[start of Input for this task]

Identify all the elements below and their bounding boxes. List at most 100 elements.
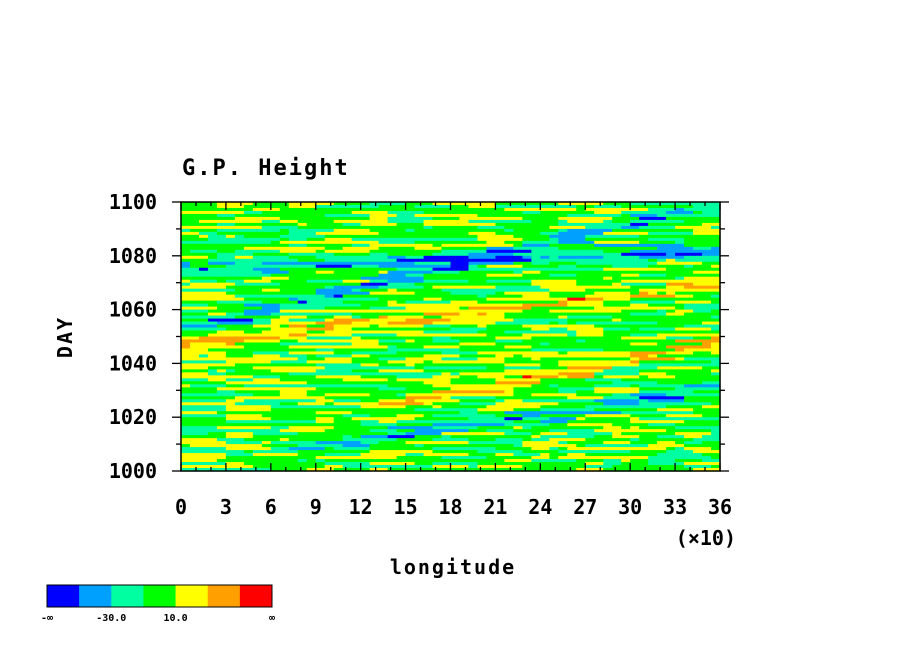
heatmap-cell (288, 270, 308, 275)
heatmap-cell (639, 225, 676, 230)
heatmap-cell (225, 384, 245, 388)
heatmap-cell (639, 324, 685, 329)
heatmap-cell (495, 435, 505, 439)
heatmap-cell (288, 204, 317, 209)
heatmap-cell (648, 462, 685, 466)
heatmap-cell (432, 309, 461, 314)
heatmap-cell (711, 255, 721, 260)
heatmap-cell (405, 399, 416, 403)
heatmap-cell (630, 432, 676, 436)
heatmap-cell (711, 345, 721, 350)
heatmap-cell (468, 243, 514, 248)
heatmap-cell (441, 432, 488, 436)
heatmap-cell (684, 228, 694, 233)
heatmap-cell (567, 219, 604, 224)
heatmap-cell (360, 240, 371, 245)
heatmap-cell (181, 468, 209, 472)
heatmap-cell (261, 414, 281, 418)
heatmap-cell (693, 390, 721, 394)
heatmap-cell (657, 270, 694, 275)
heatmap-cell (504, 426, 514, 430)
heatmap-cell (477, 450, 514, 454)
heatmap-cell (468, 438, 497, 442)
heatmap-cell (621, 462, 649, 466)
heatmap-cell (432, 285, 452, 290)
heatmap-cell (297, 357, 308, 362)
x-tick-label: 24 (528, 495, 552, 519)
heatmap-cell (486, 366, 505, 370)
heatmap-cell (261, 285, 272, 290)
heatmap-cell (181, 243, 218, 248)
heatmap-cell (612, 465, 640, 469)
heatmap-cell (666, 447, 676, 451)
heatmap-cell (540, 432, 568, 436)
heatmap-cell (684, 330, 712, 335)
heatmap-cell (666, 336, 694, 341)
heatmap-cell (181, 444, 191, 448)
heatmap-cell (468, 252, 514, 257)
heatmap-cell (630, 300, 676, 305)
heatmap-cell (234, 390, 281, 394)
heatmap-cell (693, 210, 703, 215)
heatmap-cell (216, 324, 254, 329)
heatmap-cell (630, 372, 640, 376)
heatmap-cell (315, 288, 353, 293)
heatmap-cell (459, 306, 470, 311)
heatmap-cell (576, 456, 604, 460)
heatmap-cell (630, 414, 667, 418)
heatmap-cell (504, 202, 541, 206)
heatmap-cell (504, 345, 532, 350)
heatmap-cell (225, 342, 236, 347)
heatmap-cell (234, 291, 263, 296)
heatmap-cell (468, 366, 488, 370)
heatmap-cell (684, 306, 721, 311)
heatmap-cell (396, 354, 425, 359)
heatmap-cell (639, 315, 667, 320)
heatmap-cell (279, 282, 317, 287)
heatmap-cell (684, 348, 703, 353)
heatmap-cell (666, 414, 703, 418)
heatmap-cell (612, 342, 631, 347)
heatmap-cell (495, 321, 523, 326)
heatmap-cell (558, 219, 568, 224)
heatmap-cell (549, 234, 586, 239)
heatmap-cell (378, 387, 407, 391)
heatmap-cell (216, 369, 227, 373)
heatmap-cell (270, 396, 281, 400)
heatmap-cell (423, 225, 434, 230)
heatmap-cell (405, 300, 452, 305)
heatmap-cell (288, 408, 335, 412)
heatmap-cell (234, 396, 254, 400)
heatmap-cell (315, 210, 353, 215)
heatmap-cell (450, 396, 497, 400)
heatmap-cell (181, 432, 209, 436)
heatmap-cell (594, 453, 640, 457)
heatmap-cell (693, 438, 721, 442)
heatmap-cell (486, 324, 497, 329)
heatmap-cell (324, 318, 335, 323)
heatmap-cell (639, 396, 685, 400)
y-tick-label: 1020 (109, 405, 157, 429)
heatmap-cell (342, 435, 353, 439)
heatmap-cell (549, 309, 568, 314)
heatmap-cell (181, 249, 191, 254)
heatmap-cell (342, 378, 371, 382)
heatmap-cell (225, 375, 254, 379)
heatmap-cell (181, 390, 191, 394)
heatmap-cell (630, 405, 667, 409)
heatmap-cell (531, 261, 550, 266)
heatmap-cell (603, 202, 631, 206)
heatmap-cell (288, 414, 308, 418)
heatmap-cell (181, 282, 191, 287)
heatmap-cell (297, 459, 308, 463)
heatmap-cell (486, 342, 497, 347)
heatmap-cell (378, 246, 416, 251)
heatmap-cell (558, 264, 568, 269)
heatmap-cell (243, 246, 290, 251)
heatmap-cell (261, 435, 281, 439)
heatmap-cell (540, 405, 568, 409)
heatmap-cell (603, 276, 613, 281)
heatmap-cell (324, 273, 335, 278)
colorbar-swatch (79, 585, 112, 607)
heatmap-cell (181, 294, 227, 299)
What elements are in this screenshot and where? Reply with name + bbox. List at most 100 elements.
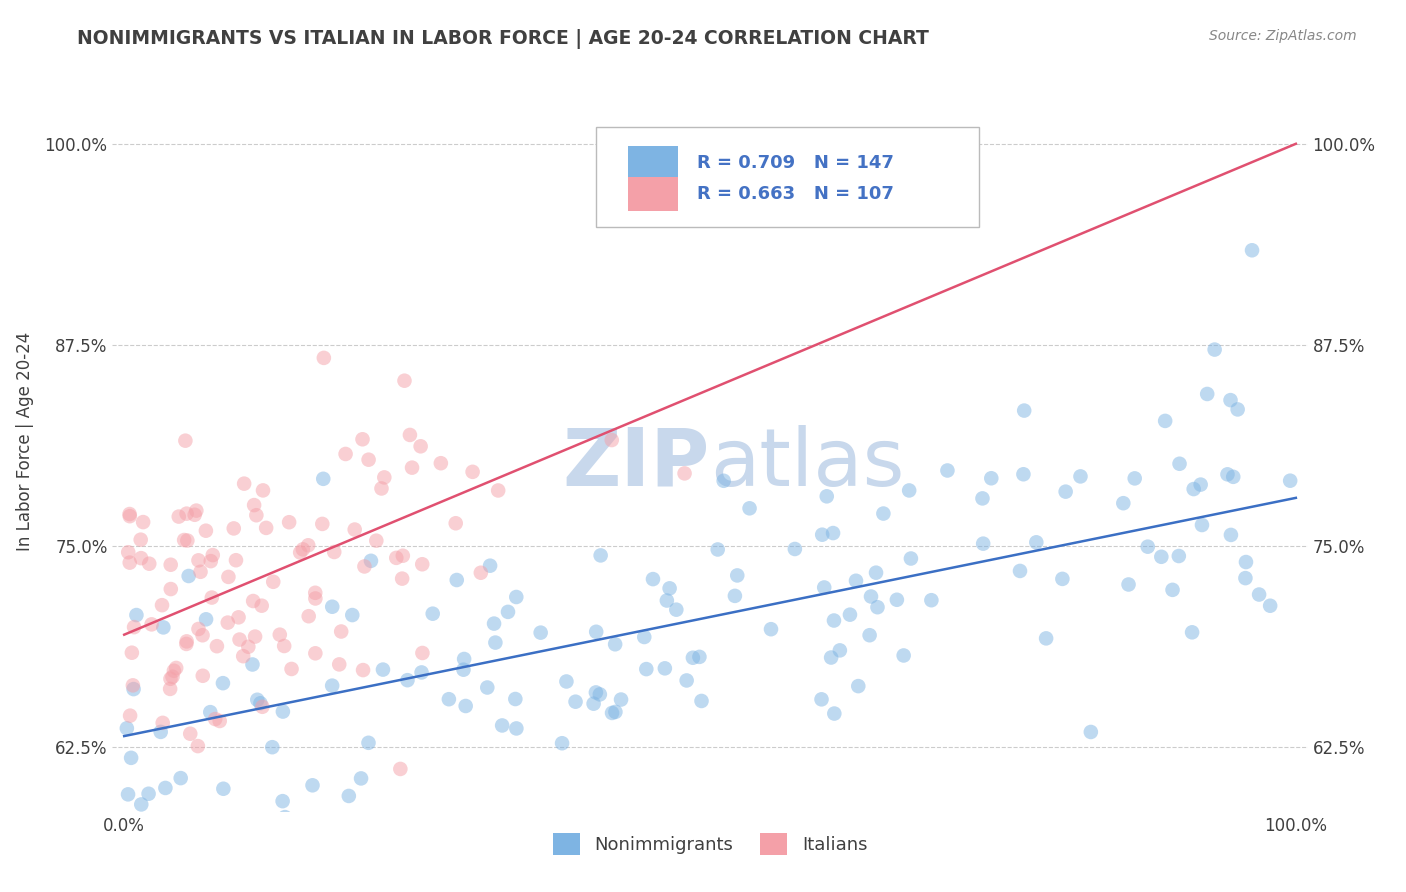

[end of Input for this task]

What to do:
Rewrite the lines from the line with "heatmap-cell (288, 270, 308, 275)" to the line with "heatmap-cell (711, 255, 721, 260)", substituting "heatmap-tile" for "heatmap-cell" and leaving everything else unchanged.

Answer to this problem:
heatmap-tile (288, 270, 308, 275)
heatmap-tile (639, 225, 676, 230)
heatmap-tile (225, 384, 245, 388)
heatmap-tile (639, 324, 685, 329)
heatmap-tile (495, 435, 505, 439)
heatmap-tile (288, 204, 317, 209)
heatmap-tile (648, 462, 685, 466)
heatmap-tile (432, 309, 461, 314)
heatmap-tile (711, 255, 721, 260)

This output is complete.